[SUPPLIED MATERIAL start]
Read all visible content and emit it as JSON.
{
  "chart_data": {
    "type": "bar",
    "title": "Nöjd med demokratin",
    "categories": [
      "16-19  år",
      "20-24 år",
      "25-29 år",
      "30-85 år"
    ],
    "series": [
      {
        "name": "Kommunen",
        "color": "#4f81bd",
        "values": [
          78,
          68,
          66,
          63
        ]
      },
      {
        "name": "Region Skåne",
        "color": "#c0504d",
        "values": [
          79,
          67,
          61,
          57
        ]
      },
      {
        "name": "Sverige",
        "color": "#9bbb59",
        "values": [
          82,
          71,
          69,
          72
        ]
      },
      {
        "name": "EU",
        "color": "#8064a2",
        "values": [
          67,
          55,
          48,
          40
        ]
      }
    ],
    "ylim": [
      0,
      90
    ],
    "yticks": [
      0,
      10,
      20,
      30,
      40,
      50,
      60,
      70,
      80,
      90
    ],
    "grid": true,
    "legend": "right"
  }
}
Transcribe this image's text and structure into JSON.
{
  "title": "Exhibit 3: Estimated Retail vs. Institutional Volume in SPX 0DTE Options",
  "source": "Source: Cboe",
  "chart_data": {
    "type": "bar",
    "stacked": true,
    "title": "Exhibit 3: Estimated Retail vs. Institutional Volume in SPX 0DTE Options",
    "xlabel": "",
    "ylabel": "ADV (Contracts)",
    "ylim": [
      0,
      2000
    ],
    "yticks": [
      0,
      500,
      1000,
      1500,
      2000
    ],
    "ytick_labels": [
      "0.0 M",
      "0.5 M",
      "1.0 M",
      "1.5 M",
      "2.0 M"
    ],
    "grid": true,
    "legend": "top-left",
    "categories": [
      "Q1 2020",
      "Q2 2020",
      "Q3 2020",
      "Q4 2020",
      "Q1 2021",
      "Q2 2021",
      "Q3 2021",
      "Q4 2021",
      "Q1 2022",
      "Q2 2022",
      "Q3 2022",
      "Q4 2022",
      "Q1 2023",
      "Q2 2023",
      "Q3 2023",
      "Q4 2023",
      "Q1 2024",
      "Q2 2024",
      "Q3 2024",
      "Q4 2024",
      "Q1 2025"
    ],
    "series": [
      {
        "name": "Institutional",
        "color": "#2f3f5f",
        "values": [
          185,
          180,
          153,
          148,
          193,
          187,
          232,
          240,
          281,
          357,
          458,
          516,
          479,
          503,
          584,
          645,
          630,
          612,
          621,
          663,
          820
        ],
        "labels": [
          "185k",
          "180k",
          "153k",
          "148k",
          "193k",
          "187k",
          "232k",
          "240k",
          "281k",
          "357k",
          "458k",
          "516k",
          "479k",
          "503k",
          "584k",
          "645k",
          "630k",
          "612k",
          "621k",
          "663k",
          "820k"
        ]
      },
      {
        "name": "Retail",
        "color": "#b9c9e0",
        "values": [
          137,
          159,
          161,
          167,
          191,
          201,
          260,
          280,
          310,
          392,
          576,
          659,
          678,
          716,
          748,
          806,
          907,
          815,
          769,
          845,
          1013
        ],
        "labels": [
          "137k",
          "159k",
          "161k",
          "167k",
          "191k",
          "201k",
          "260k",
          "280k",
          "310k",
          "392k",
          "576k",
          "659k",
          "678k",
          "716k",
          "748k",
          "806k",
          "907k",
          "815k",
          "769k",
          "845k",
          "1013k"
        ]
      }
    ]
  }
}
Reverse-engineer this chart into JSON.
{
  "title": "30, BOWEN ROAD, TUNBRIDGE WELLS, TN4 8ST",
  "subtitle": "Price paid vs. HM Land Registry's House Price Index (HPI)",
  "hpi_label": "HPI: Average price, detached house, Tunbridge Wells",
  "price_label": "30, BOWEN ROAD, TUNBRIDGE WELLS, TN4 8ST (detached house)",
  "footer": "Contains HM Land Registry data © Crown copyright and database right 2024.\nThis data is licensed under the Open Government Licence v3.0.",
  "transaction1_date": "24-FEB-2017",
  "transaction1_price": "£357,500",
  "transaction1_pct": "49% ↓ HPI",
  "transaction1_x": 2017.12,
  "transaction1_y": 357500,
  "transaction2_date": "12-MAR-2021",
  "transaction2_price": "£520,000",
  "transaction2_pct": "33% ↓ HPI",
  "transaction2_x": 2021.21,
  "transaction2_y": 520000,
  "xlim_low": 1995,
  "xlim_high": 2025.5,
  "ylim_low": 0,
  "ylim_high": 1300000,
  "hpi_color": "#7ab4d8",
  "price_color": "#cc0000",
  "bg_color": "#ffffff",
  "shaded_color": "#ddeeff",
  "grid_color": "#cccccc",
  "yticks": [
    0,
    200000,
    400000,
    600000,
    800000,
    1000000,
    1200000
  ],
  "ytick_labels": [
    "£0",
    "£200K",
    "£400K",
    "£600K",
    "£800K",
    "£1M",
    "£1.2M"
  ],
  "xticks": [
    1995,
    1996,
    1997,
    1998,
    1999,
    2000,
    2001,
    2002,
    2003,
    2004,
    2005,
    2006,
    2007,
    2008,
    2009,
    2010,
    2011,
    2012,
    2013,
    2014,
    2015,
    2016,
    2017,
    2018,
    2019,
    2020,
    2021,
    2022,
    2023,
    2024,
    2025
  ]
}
[SUPPLIED MATERIAL end]
Leave out every line without the string "JSON" and copy the rest.

Read all visible content and emit it as JSON.
Transcribe this image's text and structure into JSON.
Reverse-engineer this chart into JSON.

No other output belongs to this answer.